▶ [GIVEN INSTRUCTION] Write the material out again, line by line, exactly as it is.

▶ [DATA TO PROCESS]
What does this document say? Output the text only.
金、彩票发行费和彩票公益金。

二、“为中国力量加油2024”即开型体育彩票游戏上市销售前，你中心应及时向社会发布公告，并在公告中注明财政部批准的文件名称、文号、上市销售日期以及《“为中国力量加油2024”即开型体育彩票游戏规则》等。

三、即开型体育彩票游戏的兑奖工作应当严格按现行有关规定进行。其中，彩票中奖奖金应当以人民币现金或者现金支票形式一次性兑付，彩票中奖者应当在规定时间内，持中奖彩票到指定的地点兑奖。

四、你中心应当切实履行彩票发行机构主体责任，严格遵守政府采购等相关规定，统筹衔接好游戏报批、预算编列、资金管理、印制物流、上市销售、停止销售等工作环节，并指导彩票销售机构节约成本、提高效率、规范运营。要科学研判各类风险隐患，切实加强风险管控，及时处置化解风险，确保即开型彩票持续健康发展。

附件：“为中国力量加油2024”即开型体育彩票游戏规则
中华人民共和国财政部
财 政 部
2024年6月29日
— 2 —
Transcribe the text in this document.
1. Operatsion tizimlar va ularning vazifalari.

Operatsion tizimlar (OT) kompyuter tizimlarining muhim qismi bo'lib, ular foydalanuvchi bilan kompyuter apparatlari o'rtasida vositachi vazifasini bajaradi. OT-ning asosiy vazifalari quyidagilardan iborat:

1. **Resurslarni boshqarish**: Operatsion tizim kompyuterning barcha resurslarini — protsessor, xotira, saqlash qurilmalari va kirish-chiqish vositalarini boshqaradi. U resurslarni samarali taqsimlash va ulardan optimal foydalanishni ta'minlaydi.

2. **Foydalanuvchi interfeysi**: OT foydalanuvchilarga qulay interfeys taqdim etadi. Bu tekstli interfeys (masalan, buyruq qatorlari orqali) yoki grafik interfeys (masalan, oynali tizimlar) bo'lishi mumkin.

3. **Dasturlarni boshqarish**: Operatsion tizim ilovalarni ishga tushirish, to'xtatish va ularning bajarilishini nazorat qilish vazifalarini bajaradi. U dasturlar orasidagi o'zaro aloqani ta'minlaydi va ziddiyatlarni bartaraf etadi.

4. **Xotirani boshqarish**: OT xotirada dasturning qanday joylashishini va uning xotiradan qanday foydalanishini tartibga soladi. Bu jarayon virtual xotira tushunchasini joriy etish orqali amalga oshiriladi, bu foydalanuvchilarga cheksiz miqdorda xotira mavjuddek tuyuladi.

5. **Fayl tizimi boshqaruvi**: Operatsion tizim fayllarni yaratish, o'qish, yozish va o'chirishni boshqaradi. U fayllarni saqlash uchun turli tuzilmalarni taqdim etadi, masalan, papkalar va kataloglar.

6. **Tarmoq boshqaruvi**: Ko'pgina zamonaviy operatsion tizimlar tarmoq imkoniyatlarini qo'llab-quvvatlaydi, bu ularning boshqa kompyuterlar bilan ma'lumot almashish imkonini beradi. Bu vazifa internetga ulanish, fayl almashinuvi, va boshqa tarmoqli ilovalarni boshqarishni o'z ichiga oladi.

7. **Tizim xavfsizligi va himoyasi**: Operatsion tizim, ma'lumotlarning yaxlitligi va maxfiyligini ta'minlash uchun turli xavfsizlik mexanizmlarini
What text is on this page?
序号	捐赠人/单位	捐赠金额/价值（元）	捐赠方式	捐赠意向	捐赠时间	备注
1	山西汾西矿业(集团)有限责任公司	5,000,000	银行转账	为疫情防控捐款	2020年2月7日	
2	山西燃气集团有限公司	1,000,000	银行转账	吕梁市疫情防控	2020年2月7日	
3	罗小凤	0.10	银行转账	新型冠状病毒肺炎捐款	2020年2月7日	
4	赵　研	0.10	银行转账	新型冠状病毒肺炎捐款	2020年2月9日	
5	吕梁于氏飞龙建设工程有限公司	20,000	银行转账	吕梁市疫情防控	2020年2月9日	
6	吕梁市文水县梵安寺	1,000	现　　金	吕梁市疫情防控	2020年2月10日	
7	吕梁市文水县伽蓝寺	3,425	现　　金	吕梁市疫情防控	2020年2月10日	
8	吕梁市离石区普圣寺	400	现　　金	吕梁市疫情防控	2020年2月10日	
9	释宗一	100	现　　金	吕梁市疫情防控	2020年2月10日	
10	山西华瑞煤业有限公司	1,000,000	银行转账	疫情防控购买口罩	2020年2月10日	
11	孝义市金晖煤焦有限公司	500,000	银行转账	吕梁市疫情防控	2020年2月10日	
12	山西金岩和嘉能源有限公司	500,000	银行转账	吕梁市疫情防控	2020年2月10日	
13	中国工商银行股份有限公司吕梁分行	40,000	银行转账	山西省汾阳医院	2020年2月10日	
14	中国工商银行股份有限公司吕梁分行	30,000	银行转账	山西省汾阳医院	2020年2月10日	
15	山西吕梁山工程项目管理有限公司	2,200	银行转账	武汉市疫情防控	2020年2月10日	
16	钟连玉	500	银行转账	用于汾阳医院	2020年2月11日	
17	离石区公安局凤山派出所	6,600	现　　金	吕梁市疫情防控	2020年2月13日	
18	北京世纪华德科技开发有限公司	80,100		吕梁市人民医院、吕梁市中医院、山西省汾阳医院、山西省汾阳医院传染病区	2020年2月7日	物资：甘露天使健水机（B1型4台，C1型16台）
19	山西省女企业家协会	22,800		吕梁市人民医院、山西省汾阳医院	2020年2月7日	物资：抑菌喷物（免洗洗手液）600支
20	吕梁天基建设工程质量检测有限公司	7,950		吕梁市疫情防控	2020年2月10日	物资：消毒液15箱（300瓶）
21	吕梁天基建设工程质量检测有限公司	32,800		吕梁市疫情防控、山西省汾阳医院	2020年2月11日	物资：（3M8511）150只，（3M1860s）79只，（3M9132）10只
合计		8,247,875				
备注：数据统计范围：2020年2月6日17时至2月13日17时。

▶ [SOLUTION TO THE PROBLEM]
What does this document say? Output the text only.
金、彩票发行费和彩票公益金。

二、“为中国力量加油2024”即开型体育彩票游戏上市销售前，你中心应及时向社会发布公告，并在公告中注明财政部批准的文件名称、文号、上市销售日期以及《“为中国力量加油2024”即开型体育彩票游戏规则》等。

三、即开型体育彩票游戏的兑奖工作应当严格按现行有关规定进行。其中，彩票中奖奖金应当以人民币现金或者现金支票形式一次性兑付，彩票中奖者应当在规定时间内，持中奖彩票到指定的地点兑奖。

四、你中心应当切实履行彩票发行机构主体责任，严格遵守政府采购等相关规定，统筹衔接好游戏报批、预算编列、资金管理、印制物流、上市销售、停止销售等工作环节，并指导彩票销售机构节约成本、提高效率、规范运营。要科学研判各类风险隐患，切实加强风险管控，及时处置化解风险，确保即开型彩票持续健康发展。

附件：“为中国力量加油2024”即开型体育彩票游戏规则
中华人民共和国财政部
财 政 部
2024年6月29日
— 2 —
Transcribe the text in this document.
1. Operatsion tizimlar va ularning vazifalari.

Operatsion tizimlar (OT) kompyuter tizimlarining muhim qismi bo'lib, ular foydalanuvchi bilan kompyuter apparatlari o'rtasida vositachi vazifasini bajaradi. OT-ning asosiy vazifalari quyidagilardan iborat:

1. **Resurslarni boshqarish**: Operatsion tizim kompyuterning barcha resurslarini — protsessor, xotira, saqlash qurilmalari va kirish-chiqish vositalarini boshqaradi. U resurslarni samarali taqsimlash va ulardan optimal foydalanishni ta'minlaydi.

2. **Foydalanuvchi interfeysi**: OT foydalanuvchilarga qulay interfeys taqdim etadi. Bu tekstli interfeys (masalan, buyruq qatorlari orqali) yoki grafik interfeys (masalan, oynali tizimlar) bo'lishi mumkin.

3. **Dasturlarni boshqarish**: Operatsion tizim ilovalarni ishga tushirish, to'xtatish va ularning bajarilishini nazorat qilish vazifalarini bajaradi. U dasturlar orasidagi o'zaro aloqani ta'minlaydi va ziddiyatlarni bartaraf etadi.

4. **Xotirani boshqarish**: OT xotirada dasturning qanday joylashishini va uning xotiradan qanday foydalanishini tartibga soladi. Bu jarayon virtual xotira tushunchasini joriy etish orqali amalga oshiriladi, bu foydalanuvchilarga cheksiz miqdorda xotira mavjuddek tuyuladi.

5. **Fayl tizimi boshqaruvi**: Operatsion tizim fayllarni yaratish, o'qish, yozish va o'chirishni boshqaradi. U fayllarni saqlash uchun turli tuzilmalarni taqdim etadi, masalan, papkalar va kataloglar.

6. **Tarmoq boshqaruvi**: Ko'pgina zamonaviy operatsion tizimlar tarmoq imkoniyatlarini qo'llab-quvvatlaydi, bu ularning boshqa kompyuterlar bilan ma'lumot almashish imkonini beradi. Bu vazifa internetga ulanish, fayl almashinuvi, va boshqa tarmoqli ilovalarni boshqarishni o'z ichiga oladi.

7. **Tizim xavfsizligi va himoyasi**: Operatsion tizim, ma'lumotlarning yaxlitligi va maxfiyligini ta'minlash uchun turli xavfsizlik mexanizmlarini
What text is on this page?
序号	捐赠人/单位	捐赠金额/价值（元）	捐赠方式	捐赠意向	捐赠时间	备注
1	山西汾西矿业(集团)有限责任公司	5,000,000	银行转账	为疫情防控捐款	2020年2月7日	
2	山西燃气集团有限公司	1,000,000	银行转账	吕梁市疫情防控	2020年2月7日	
3	罗小凤	0.10	银行转账	新型冠状病毒肺炎捐款	2020年2月7日	
4	赵　研	0.10	银行转账	新型冠状病毒肺炎捐款	2020年2月9日	
5	吕梁于氏飞龙建设工程有限公司	20,000	银行转账	吕梁市疫情防控	2020年2月9日	
6	吕梁市文水县梵安寺	1,000	现　　金	吕梁市疫情防控	2020年2月10日	
7	吕梁市文水县伽蓝寺	3,425	现　　金	吕梁市疫情防控	2020年2月10日	
8	吕梁市离石区普圣寺	400	现　　金	吕梁市疫情防控	2020年2月10日	
9	释宗一	100	现　　金	吕梁市疫情防控	2020年2月10日	
10	山西华瑞煤业有限公司	1,000,000	银行转账	疫情防控购买口罩	2020年2月10日	
11	孝义市金晖煤焦有限公司	500,000	银行转账	吕梁市疫情防控	2020年2月10日	
12	山西金岩和嘉能源有限公司	500,000	银行转账	吕梁市疫情防控	2020年2月10日	
13	中国工商银行股份有限公司吕梁分行	40,000	银行转账	山西省汾阳医院	2020年2月10日	
14	中国工商银行股份有限公司吕梁分行	30,000	银行转账	山西省汾阳医院	2020年2月10日	
15	山西吕梁山工程项目管理有限公司	2,200	银行转账	武汉市疫情防控	2020年2月10日	
16	钟连玉	500	银行转账	用于汾阳医院	2020年2月11日	
17	离石区公安局凤山派出所	6,600	现　　金	吕梁市疫情防控	2020年2月13日	
18	北京世纪华德科技开发有限公司	80,100		吕梁市人民医院、吕梁市中医院、山西省汾阳医院、山西省汾阳医院传染病区	2020年2月7日	物资：甘露天使健水机（B1型4台，C1型16台）
19	山西省女企业家协会	22,800		吕梁市人民医院、山西省汾阳医院	2020年2月7日	物资：抑菌喷物（免洗洗手液）600支
20	吕梁天基建设工程质量检测有限公司	7,950		吕梁市疫情防控	2020年2月10日	物资：消毒液15箱（300瓶）
21	吕梁天基建设工程质量检测有限公司	32,800		吕梁市疫情防控、山西省汾阳医院	2020年2月11日	物资：（3M8511）150只，（3M1860s）79只，（3M9132）10只
合计		8,247,875				
备注：数据统计范围：2020年2月6日17时至2月13日17时。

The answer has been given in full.